(Given instruction): Reproduce the material below word for word, from its first line through the line containing "327, 42, 338]", including that line, and nothing else.

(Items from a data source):
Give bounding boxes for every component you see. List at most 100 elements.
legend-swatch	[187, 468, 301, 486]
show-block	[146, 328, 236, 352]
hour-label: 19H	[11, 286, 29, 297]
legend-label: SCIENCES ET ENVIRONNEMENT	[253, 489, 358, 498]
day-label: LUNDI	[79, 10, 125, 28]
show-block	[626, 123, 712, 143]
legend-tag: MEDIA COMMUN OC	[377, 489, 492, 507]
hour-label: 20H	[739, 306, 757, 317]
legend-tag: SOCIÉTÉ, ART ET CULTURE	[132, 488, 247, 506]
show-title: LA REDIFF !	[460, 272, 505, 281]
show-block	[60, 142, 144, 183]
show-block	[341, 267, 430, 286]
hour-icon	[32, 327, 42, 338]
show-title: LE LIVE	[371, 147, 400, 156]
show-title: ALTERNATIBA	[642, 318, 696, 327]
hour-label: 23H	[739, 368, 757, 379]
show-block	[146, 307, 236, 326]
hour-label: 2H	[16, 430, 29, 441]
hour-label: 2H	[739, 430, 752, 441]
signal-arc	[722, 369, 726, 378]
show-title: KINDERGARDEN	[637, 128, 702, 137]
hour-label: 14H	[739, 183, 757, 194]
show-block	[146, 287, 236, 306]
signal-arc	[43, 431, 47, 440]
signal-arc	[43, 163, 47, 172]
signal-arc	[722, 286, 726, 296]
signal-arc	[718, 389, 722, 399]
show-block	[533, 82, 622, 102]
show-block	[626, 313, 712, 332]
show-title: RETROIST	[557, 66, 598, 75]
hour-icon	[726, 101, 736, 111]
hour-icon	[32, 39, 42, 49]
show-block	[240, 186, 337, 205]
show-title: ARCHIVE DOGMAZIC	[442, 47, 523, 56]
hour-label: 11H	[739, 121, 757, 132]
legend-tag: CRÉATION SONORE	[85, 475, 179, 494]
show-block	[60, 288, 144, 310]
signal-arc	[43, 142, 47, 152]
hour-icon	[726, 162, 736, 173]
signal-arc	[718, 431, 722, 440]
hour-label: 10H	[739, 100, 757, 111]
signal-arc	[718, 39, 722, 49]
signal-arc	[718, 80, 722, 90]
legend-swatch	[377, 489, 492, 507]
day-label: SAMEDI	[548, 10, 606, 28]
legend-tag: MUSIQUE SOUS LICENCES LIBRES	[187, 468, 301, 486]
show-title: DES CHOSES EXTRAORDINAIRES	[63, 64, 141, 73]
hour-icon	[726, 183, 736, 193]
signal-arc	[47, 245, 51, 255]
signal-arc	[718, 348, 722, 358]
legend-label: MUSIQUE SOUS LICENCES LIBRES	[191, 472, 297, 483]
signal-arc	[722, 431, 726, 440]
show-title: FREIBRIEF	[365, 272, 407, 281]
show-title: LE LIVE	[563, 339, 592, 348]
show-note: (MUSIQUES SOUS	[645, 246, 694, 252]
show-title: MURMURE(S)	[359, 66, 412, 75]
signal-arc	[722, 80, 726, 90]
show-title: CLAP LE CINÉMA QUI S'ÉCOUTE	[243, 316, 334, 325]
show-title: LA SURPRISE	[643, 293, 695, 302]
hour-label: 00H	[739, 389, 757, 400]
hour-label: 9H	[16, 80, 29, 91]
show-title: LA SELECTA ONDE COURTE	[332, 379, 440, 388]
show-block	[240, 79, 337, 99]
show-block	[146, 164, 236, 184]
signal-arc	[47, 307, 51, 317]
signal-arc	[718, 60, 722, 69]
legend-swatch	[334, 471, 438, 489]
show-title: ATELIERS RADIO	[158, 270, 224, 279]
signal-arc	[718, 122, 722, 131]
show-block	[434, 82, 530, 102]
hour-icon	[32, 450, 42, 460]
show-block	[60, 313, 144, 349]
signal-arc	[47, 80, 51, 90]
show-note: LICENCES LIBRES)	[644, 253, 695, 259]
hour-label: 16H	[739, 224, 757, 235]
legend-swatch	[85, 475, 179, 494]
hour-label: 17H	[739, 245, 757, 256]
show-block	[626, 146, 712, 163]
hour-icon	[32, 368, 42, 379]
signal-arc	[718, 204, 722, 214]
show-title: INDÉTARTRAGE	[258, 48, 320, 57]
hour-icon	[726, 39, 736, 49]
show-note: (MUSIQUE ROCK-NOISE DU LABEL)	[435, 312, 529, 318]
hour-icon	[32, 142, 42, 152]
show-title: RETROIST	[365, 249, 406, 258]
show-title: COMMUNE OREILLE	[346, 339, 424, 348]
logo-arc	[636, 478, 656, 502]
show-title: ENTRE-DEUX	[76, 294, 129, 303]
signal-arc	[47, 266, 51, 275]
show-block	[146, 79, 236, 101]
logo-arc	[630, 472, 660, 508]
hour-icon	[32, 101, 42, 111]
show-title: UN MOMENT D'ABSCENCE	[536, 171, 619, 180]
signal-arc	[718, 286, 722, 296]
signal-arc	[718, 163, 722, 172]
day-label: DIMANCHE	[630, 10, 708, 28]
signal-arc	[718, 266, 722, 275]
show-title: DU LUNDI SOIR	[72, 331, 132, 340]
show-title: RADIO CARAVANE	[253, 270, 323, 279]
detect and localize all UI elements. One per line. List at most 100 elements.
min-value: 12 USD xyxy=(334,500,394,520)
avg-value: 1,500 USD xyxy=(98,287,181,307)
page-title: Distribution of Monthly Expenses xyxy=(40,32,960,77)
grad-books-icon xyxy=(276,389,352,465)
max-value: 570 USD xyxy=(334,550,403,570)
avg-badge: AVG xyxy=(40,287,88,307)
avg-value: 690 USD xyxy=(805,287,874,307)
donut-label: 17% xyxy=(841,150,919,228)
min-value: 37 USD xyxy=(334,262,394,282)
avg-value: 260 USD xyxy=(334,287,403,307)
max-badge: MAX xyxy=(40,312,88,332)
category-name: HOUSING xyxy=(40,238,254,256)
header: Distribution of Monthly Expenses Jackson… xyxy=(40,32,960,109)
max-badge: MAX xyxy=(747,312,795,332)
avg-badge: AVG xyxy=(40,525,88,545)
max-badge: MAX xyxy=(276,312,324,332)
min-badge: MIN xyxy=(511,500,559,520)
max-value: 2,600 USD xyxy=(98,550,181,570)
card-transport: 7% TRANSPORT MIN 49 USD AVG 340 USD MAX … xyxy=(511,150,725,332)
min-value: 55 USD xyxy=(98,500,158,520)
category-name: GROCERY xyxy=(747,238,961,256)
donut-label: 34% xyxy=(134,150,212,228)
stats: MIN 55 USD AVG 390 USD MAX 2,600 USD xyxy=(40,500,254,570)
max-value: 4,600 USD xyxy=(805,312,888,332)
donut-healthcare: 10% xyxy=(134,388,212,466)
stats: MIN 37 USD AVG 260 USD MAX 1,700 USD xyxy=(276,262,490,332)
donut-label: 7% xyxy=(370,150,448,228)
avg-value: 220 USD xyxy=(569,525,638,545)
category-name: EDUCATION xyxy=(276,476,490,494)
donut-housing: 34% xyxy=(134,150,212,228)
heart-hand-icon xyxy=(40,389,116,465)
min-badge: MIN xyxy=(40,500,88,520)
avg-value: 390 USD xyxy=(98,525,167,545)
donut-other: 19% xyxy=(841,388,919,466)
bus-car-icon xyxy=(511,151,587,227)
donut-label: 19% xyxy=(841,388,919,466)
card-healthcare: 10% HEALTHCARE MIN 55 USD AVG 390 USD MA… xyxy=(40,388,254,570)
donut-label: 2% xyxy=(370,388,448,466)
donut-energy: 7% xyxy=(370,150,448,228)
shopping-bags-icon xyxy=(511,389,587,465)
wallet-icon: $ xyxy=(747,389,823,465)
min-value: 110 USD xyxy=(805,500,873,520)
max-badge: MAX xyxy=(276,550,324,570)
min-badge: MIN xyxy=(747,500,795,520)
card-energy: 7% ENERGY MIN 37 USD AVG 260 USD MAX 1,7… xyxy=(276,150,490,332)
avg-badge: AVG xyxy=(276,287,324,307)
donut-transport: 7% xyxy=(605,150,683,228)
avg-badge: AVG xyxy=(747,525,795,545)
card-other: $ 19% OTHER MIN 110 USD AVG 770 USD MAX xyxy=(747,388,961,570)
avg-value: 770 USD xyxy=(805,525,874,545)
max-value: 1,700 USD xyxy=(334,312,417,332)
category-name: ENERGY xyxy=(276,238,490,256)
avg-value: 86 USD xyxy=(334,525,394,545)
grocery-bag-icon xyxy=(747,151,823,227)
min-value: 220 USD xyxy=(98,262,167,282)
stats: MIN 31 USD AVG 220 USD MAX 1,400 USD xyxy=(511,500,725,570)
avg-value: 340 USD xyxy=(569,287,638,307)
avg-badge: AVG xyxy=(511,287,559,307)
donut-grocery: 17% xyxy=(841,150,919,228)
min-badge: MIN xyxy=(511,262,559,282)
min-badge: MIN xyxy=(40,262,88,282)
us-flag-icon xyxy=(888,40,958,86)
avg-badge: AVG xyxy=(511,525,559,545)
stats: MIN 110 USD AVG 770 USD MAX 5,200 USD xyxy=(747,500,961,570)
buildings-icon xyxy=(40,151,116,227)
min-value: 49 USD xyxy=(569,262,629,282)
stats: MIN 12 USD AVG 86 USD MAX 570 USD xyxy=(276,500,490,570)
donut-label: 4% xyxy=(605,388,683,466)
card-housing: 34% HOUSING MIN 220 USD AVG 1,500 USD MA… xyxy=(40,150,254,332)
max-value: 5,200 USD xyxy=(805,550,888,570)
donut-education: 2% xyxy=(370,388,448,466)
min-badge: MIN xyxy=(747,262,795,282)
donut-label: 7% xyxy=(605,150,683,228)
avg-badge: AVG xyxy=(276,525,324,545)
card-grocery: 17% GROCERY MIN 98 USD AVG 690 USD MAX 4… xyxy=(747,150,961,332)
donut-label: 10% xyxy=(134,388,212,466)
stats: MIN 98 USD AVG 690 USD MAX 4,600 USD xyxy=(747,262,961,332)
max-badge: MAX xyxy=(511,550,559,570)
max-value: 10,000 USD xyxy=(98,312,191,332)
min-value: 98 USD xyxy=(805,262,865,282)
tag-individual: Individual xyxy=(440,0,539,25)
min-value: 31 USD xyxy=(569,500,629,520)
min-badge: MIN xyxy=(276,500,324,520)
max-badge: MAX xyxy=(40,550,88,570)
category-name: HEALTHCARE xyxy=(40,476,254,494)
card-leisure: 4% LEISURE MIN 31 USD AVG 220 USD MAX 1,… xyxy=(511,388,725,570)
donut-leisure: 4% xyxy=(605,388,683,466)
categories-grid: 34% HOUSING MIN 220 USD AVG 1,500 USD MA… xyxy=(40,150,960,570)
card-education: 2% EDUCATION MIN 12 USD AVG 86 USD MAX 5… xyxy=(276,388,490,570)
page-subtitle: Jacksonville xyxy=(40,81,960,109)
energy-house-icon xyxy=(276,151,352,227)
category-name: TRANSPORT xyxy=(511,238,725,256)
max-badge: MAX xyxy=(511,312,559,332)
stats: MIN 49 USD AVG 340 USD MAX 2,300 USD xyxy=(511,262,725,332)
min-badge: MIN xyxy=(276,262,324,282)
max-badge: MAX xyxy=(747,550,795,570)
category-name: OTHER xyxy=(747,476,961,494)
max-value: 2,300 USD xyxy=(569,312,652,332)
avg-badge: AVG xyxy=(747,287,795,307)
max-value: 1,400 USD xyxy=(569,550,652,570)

(Problem solution):
Give bounding boxes for every component you see. List at most 100 elements.
legend-swatch	[187, 468, 301, 486]
show-block	[146, 328, 236, 352]
hour-label: 19H	[11, 286, 29, 297]
legend-label: SCIENCES ET ENVIRONNEMENT	[253, 489, 358, 498]
day-label: LUNDI	[79, 10, 125, 28]
show-block	[626, 123, 712, 143]
legend-tag: MEDIA COMMUN OC	[377, 489, 492, 507]
hour-label: 20H	[739, 306, 757, 317]
legend-tag: SOCIÉTÉ, ART ET CULTURE	[132, 488, 247, 506]
show-title: LA REDIFF !	[460, 272, 505, 281]
show-block	[60, 142, 144, 183]
show-block	[341, 267, 430, 286]
hour-icon	[32, 327, 42, 338]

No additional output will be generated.